(Source records)
■ ■ ■ ■ ■

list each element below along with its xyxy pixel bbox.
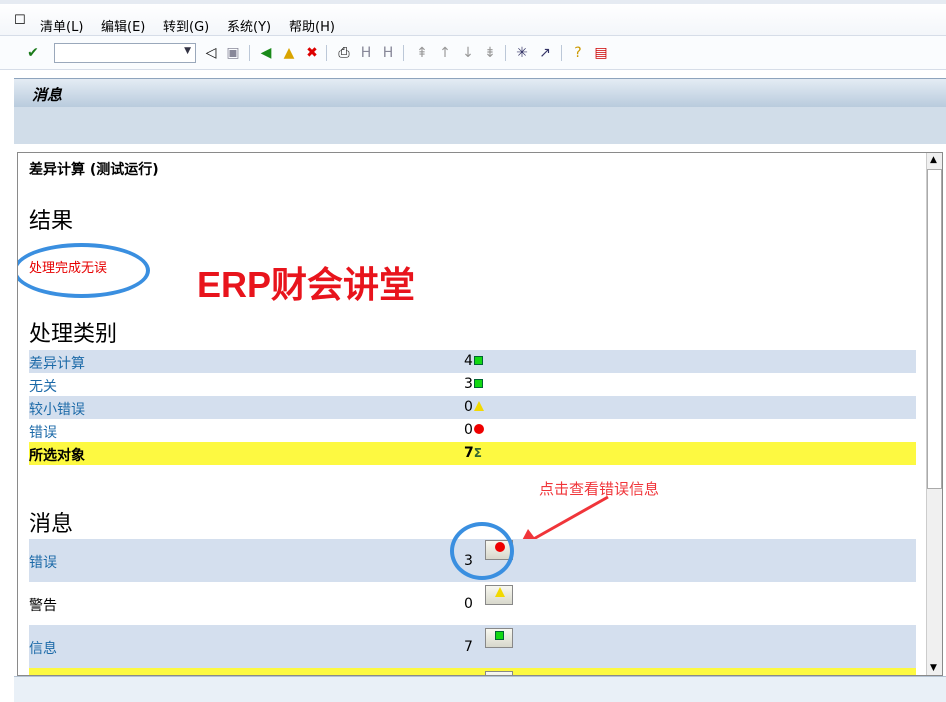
application-toolbar — [14, 107, 946, 144]
category-total-row: 所选对象 7Σ — [29, 442, 916, 465]
menu-system[interactable]: 系统(Y) — [227, 16, 271, 35]
message-label[interactable]: 信息 — [29, 638, 57, 658]
find-next-icon[interactable]: H — [379, 44, 397, 62]
category-value: 4 — [464, 353, 483, 369]
back-icon[interactable]: ◀ — [257, 44, 275, 62]
messages-title: 消息 — [29, 512, 74, 537]
next-page-icon[interactable]: ↓ — [459, 44, 477, 62]
category-label[interactable]: 无关 — [29, 376, 57, 396]
green-square-icon — [473, 379, 483, 388]
message-value: 7 — [464, 639, 473, 655]
category-label[interactable]: 较小错误 — [29, 399, 85, 419]
category-value: 0 — [464, 399, 484, 415]
separator — [505, 45, 506, 61]
cancel-icon[interactable]: ✖ — [303, 44, 321, 62]
back-triangle-icon[interactable]: ◁ — [202, 44, 220, 62]
message-total-row — [29, 668, 916, 675]
last-page-icon[interactable]: ⇟ — [481, 44, 499, 62]
message-row-info: 信息 7 — [29, 625, 916, 668]
category-label[interactable]: 错误 — [29, 422, 57, 442]
category-row: 差异计算 4 — [29, 350, 916, 373]
highlight-circle — [450, 522, 514, 580]
previous-page-icon[interactable]: ↑ — [436, 44, 454, 62]
message-row-warning: 警告 0 — [29, 582, 916, 625]
separator — [249, 45, 250, 61]
yellow-triangle-icon — [494, 587, 505, 597]
first-page-icon[interactable]: ⇞ — [413, 44, 431, 62]
categories-title: 处理类别 — [29, 322, 118, 347]
report-output: 差异计算 (测试运行) 结果 处理完成无误 ERP财会讲堂 处理类别 差异计算 4… — [17, 152, 943, 676]
enter-check-icon[interactable]: ✔ — [24, 44, 42, 62]
category-value: 3 — [464, 376, 483, 392]
result-title: 结果 — [29, 209, 74, 234]
menu-icon[interactable]: ☐ — [14, 13, 26, 28]
new-session-icon[interactable]: ✳ — [513, 44, 531, 62]
layout-icon[interactable]: ▤ — [592, 44, 610, 62]
sigma-icon: Σ — [473, 446, 482, 460]
info-details-button[interactable] — [485, 628, 513, 648]
message-label[interactable]: 错误 — [29, 552, 57, 572]
watermark: ERP财会讲堂 — [197, 264, 416, 305]
shortcut-icon[interactable]: ↗ — [536, 44, 554, 62]
scroll-down-icon[interactable]: ▼ — [930, 663, 937, 673]
command-field[interactable]: ▼ — [54, 43, 196, 63]
exit-icon[interactable]: ▲ — [280, 44, 298, 62]
separator — [326, 45, 327, 61]
category-row: 错误 0 — [29, 419, 916, 442]
menu-help[interactable]: 帮助(H) — [289, 16, 335, 35]
screen-title-bar: 消息 — [14, 78, 946, 107]
green-square-icon — [473, 356, 483, 365]
print-icon[interactable]: ⎙ — [335, 44, 353, 62]
separator — [561, 45, 562, 61]
separator — [403, 45, 404, 61]
toolbar: ✔ ▼ ◁ ▣ ◀ ▲ ✖ ⎙ H H ⇞ ↑ ↓ ⇟ ✳ ↗ ? ▤ — [0, 36, 946, 70]
highlight-circle — [18, 243, 150, 298]
chevron-down-icon[interactable]: ▼ — [184, 46, 191, 56]
warning-details-button[interactable] — [485, 585, 513, 605]
help-icon[interactable]: ? — [569, 44, 587, 62]
menu-bar: ☐ 清单(L) 编辑(E) 转到(G) 系统(Y) 帮助(H) — [0, 0, 946, 36]
vertical-scrollbar[interactable]: ▲ ▼ — [926, 153, 942, 675]
green-square-icon — [495, 631, 504, 640]
category-row: 较小错误 0 — [29, 396, 916, 419]
find-icon[interactable]: H — [357, 44, 375, 62]
screen-title: 消息 — [32, 86, 63, 104]
message-label: 警告 — [29, 598, 57, 614]
message-value: 0 — [464, 596, 473, 612]
save-icon[interactable]: ▣ — [224, 44, 242, 62]
category-row: 无关 3 — [29, 373, 916, 396]
menu-goto[interactable]: 转到(G) — [163, 16, 209, 35]
scroll-thumb[interactable] — [927, 169, 942, 489]
status-bar — [14, 676, 946, 702]
yellow-triangle-icon — [473, 401, 484, 411]
red-circle-icon — [473, 424, 484, 434]
menu-list[interactable]: 清单(L) — [40, 16, 83, 35]
category-label: 所选对象 — [29, 448, 85, 464]
scroll-up-icon[interactable]: ▲ — [930, 155, 937, 165]
report-heading: 差异计算 (测试运行) — [29, 162, 159, 178]
category-value: 0 — [464, 422, 484, 438]
category-value: 7Σ — [464, 445, 482, 461]
category-label[interactable]: 差异计算 — [29, 353, 85, 373]
menu-edit[interactable]: 编辑(E) — [101, 16, 145, 35]
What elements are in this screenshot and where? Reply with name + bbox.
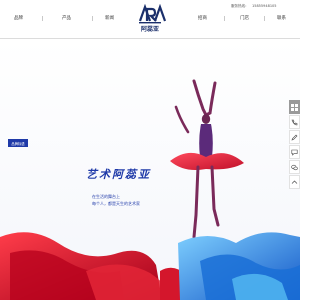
hero-slogan-line1: 在生活的舞台上 — [92, 194, 120, 199]
nav-item-brand[interactable]: 品牌 — [14, 16, 23, 21]
chat-icon — [291, 149, 298, 156]
grid-icon — [291, 103, 298, 111]
nav-divider — [264, 16, 265, 21]
nav-divider — [42, 16, 43, 21]
nav-item-news[interactable]: 新闻 — [105, 16, 114, 21]
nav-divider — [92, 16, 93, 21]
hotline-number[interactable]: 15855948105 — [252, 4, 277, 8]
sidebar-grid-button[interactable] — [289, 100, 300, 114]
site-header: 品牌 产品 新闻 阿蕊亚 招商 门店 联系 服务热线： 15855948105 — [0, 0, 300, 39]
nav-divider — [224, 16, 225, 21]
blue-fabric — [178, 232, 300, 300]
arrow-up-icon — [291, 180, 298, 184]
phone-icon — [291, 119, 298, 125]
sidebar-edit-button[interactable] — [289, 130, 300, 144]
hero-slogan-line2: 每个人，都是天生的艺术家 — [92, 201, 140, 206]
hotline-label: 服务热线： — [231, 4, 249, 8]
logo-text: 阿蕊亚 — [140, 26, 159, 33]
sidebar-back-to-top-button[interactable] — [289, 175, 300, 189]
nav-item-contact[interactable]: 联系 — [277, 16, 286, 21]
hero-banner: 品牌标语 艺术阿蕊亚 在生活的舞台上 每个人，都是天生的艺术家 — [0, 39, 300, 300]
nav-item-franchise[interactable]: 招商 — [198, 16, 207, 21]
sidebar-chat-button[interactable] — [289, 145, 300, 159]
hero-title: 艺术阿蕊亚 — [86, 168, 151, 181]
sidebar-wechat-button[interactable] — [289, 160, 300, 174]
site-logo[interactable]: 阿蕊亚 — [134, 3, 167, 34]
nav-item-products[interactable]: 产品 — [62, 16, 71, 21]
brand-badge: 品牌标语 — [8, 139, 28, 147]
wechat-icon — [291, 164, 298, 170]
sidebar-phone-button[interactable] — [289, 115, 300, 129]
nav-item-stores[interactable]: 门店 — [240, 16, 249, 21]
logo-mark-icon — [138, 3, 167, 24]
edit-icon — [291, 134, 298, 140]
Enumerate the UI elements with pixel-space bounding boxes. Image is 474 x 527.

■ ■ ■ ■ ■

■ **Work required**
Copy every line of the records above word for word. Leave out the pictures.

■ **Full solution**
list each element below along with its xyxy pixel bbox.
application-toolbar — [14, 107, 946, 144]
category-total-row: 所选对象 7Σ — [29, 442, 916, 465]
menu-system[interactable]: 系统(Y) — [227, 16, 271, 35]
message-label[interactable]: 信息 — [29, 638, 57, 658]
find-next-icon[interactable]: H — [379, 44, 397, 62]
category-value: 4 — [464, 353, 483, 369]
back-icon[interactable]: ◀ — [257, 44, 275, 62]
messages-title: 消息 — [29, 512, 74, 537]
next-page-icon[interactable]: ↓ — [459, 44, 477, 62]
category-label[interactable]: 无关 — [29, 376, 57, 396]
green-square-icon — [473, 379, 483, 388]
message-value: 7 — [464, 639, 473, 655]
category-label[interactable]: 较小错误 — [29, 399, 85, 419]
category-value: 0 — [464, 399, 484, 415]
separator — [505, 45, 506, 61]
cancel-icon[interactable]: ✖ — [303, 44, 321, 62]
back-triangle-icon[interactable]: ◁ — [202, 44, 220, 62]
message-total-row — [29, 668, 916, 675]
last-page-icon[interactable]: ⇟ — [481, 44, 499, 62]
message-row-info: 信息 7 — [29, 625, 916, 668]
category-label[interactable]: 错误 — [29, 422, 57, 442]
category-row: 差异计算 4 — [29, 350, 916, 373]
highlight-circle — [450, 522, 514, 580]
previous-page-icon[interactable]: ↑ — [436, 44, 454, 62]
message-row-warning: 警告 0 — [29, 582, 916, 625]
separator — [249, 45, 250, 61]
yellow-triangle-icon — [494, 587, 505, 597]
first-page-icon[interactable]: ⇞ — [413, 44, 431, 62]
categories-title: 处理类别 — [29, 322, 118, 347]
report-output: 差异计算 (测试运行) 结果 处理完成无误 ERP财会讲堂 处理类别 差异计算 4… — [17, 152, 943, 676]
enter-check-icon[interactable]: ✔ — [24, 44, 42, 62]
category-value: 3 — [464, 376, 483, 392]
result-title: 结果 — [29, 209, 74, 234]
menu-icon[interactable]: ☐ — [14, 13, 26, 28]
new-session-icon[interactable]: ✳ — [513, 44, 531, 62]
layout-icon[interactable]: ▤ — [592, 44, 610, 62]
sigma-icon: Σ — [473, 446, 482, 460]
info-details-button[interactable] — [485, 628, 513, 648]
message-label[interactable]: 错误 — [29, 552, 57, 572]
watermark: ERP财会讲堂 — [197, 264, 416, 305]
shortcut-icon[interactable]: ↗ — [536, 44, 554, 62]
scroll-down-icon[interactable]: ▼ — [930, 663, 937, 673]
command-field[interactable]: ▼ — [54, 43, 196, 63]
exit-icon[interactable]: ▲ — [280, 44, 298, 62]
separator — [326, 45, 327, 61]
category-row: 错误 0 — [29, 419, 916, 442]
menu-help[interactable]: 帮助(H) — [289, 16, 335, 35]
screen-title-bar: 消息 — [14, 78, 946, 107]
green-square-icon — [473, 356, 483, 365]
print-icon[interactable]: ⎙ — [335, 44, 353, 62]
separator — [561, 45, 562, 61]
separator — [403, 45, 404, 61]
toolbar: ✔ ▼ ◁ ▣ ◀ ▲ ✖ ⎙ H H ⇞ ↑ ↓ ⇟ ✳ ↗ ? ▤ — [0, 36, 946, 70]
highlight-circle — [18, 243, 150, 298]
chevron-down-icon[interactable]: ▼ — [184, 46, 191, 56]
warning-details-button[interactable] — [485, 585, 513, 605]
help-icon[interactable]: ? — [569, 44, 587, 62]
menu-bar: ☐ 清单(L) 编辑(E) 转到(G) 系统(Y) 帮助(H) — [0, 0, 946, 36]
vertical-scrollbar[interactable]: ▲ ▼ — [926, 153, 942, 675]
green-square-icon — [495, 631, 504, 640]
category-row: 较小错误 0 — [29, 396, 916, 419]
find-icon[interactable]: H — [357, 44, 375, 62]
screen-title: 消息 — [32, 86, 63, 104]
message-label: 警告 — [29, 598, 57, 614]
message-value: 0 — [464, 596, 473, 612]
save-icon[interactable]: ▣ — [224, 44, 242, 62]
category-row: 无关 3 — [29, 373, 916, 396]
menu-goto[interactable]: 转到(G) — [163, 16, 209, 35]
scroll-thumb[interactable] — [927, 169, 942, 489]
status-bar — [14, 676, 946, 702]
yellow-triangle-icon — [473, 401, 484, 411]
red-circle-icon — [473, 424, 484, 434]
menu-list[interactable]: 清单(L) — [40, 16, 83, 35]
category-label: 所选对象 — [29, 448, 85, 464]
scroll-up-icon[interactable]: ▲ — [930, 155, 937, 165]
report-heading: 差异计算 (测试运行) — [29, 162, 159, 178]
category-value: 0 — [464, 422, 484, 438]
category-value: 7Σ — [464, 445, 482, 461]
category-label[interactable]: 差异计算 — [29, 353, 85, 373]
menu-edit[interactable]: 编辑(E) — [101, 16, 145, 35]
What elements are in this screenshot and where? Reply with name + bbox.
hero-slogan-line1: 在生活的舞台上 — [92, 194, 120, 199]
nav-item-brand[interactable]: 品牌 — [14, 16, 23, 21]
chat-icon — [291, 149, 298, 156]
grid-icon — [291, 103, 298, 111]
nav-divider — [264, 16, 265, 21]
nav-divider — [42, 16, 43, 21]
nav-item-news[interactable]: 新闻 — [105, 16, 114, 21]
nav-divider — [92, 16, 93, 21]
hotline-number[interactable]: 15855948105 — [252, 4, 277, 8]
sidebar-grid-button[interactable] — [289, 100, 300, 114]
site-header: 品牌 产品 新闻 阿蕊亚 招商 门店 联系 服务热线： 15855948105 — [0, 0, 300, 39]
nav-divider — [224, 16, 225, 21]
blue-fabric — [178, 232, 300, 300]
arrow-up-icon — [291, 180, 298, 184]
phone-icon — [291, 119, 298, 125]
sidebar-edit-button[interactable] — [289, 130, 300, 144]
hero-slogan-line2: 每个人，都是天生的艺术家 — [92, 201, 140, 206]
hotline-label: 服务热线： — [231, 4, 249, 8]
logo-text: 阿蕊亚 — [140, 26, 159, 33]
sidebar-back-to-top-button[interactable] — [289, 175, 300, 189]
nav-item-contact[interactable]: 联系 — [277, 16, 286, 21]
hero-banner: 品牌标语 艺术阿蕊亚 在生活的舞台上 每个人，都是天生的艺术家 — [0, 39, 300, 300]
nav-item-franchise[interactable]: 招商 — [198, 16, 207, 21]
sidebar-chat-button[interactable] — [289, 145, 300, 159]
hero-title: 艺术阿蕊亚 — [86, 168, 151, 181]
sidebar-wechat-button[interactable] — [289, 160, 300, 174]
site-logo[interactable]: 阿蕊亚 — [134, 3, 167, 34]
nav-item-products[interactable]: 产品 — [62, 16, 71, 21]
brand-badge: 品牌标语 — [8, 139, 28, 147]
wechat-icon — [291, 164, 298, 170]
sidebar-phone-button[interactable] — [289, 115, 300, 129]
nav-item-stores[interactable]: 门店 — [240, 16, 249, 21]
logo-mark-icon — [138, 3, 167, 24]
edit-icon — [291, 134, 298, 140]
Enumerate the UI elements with pixel-space bounding boxes. Image is 474 x 527.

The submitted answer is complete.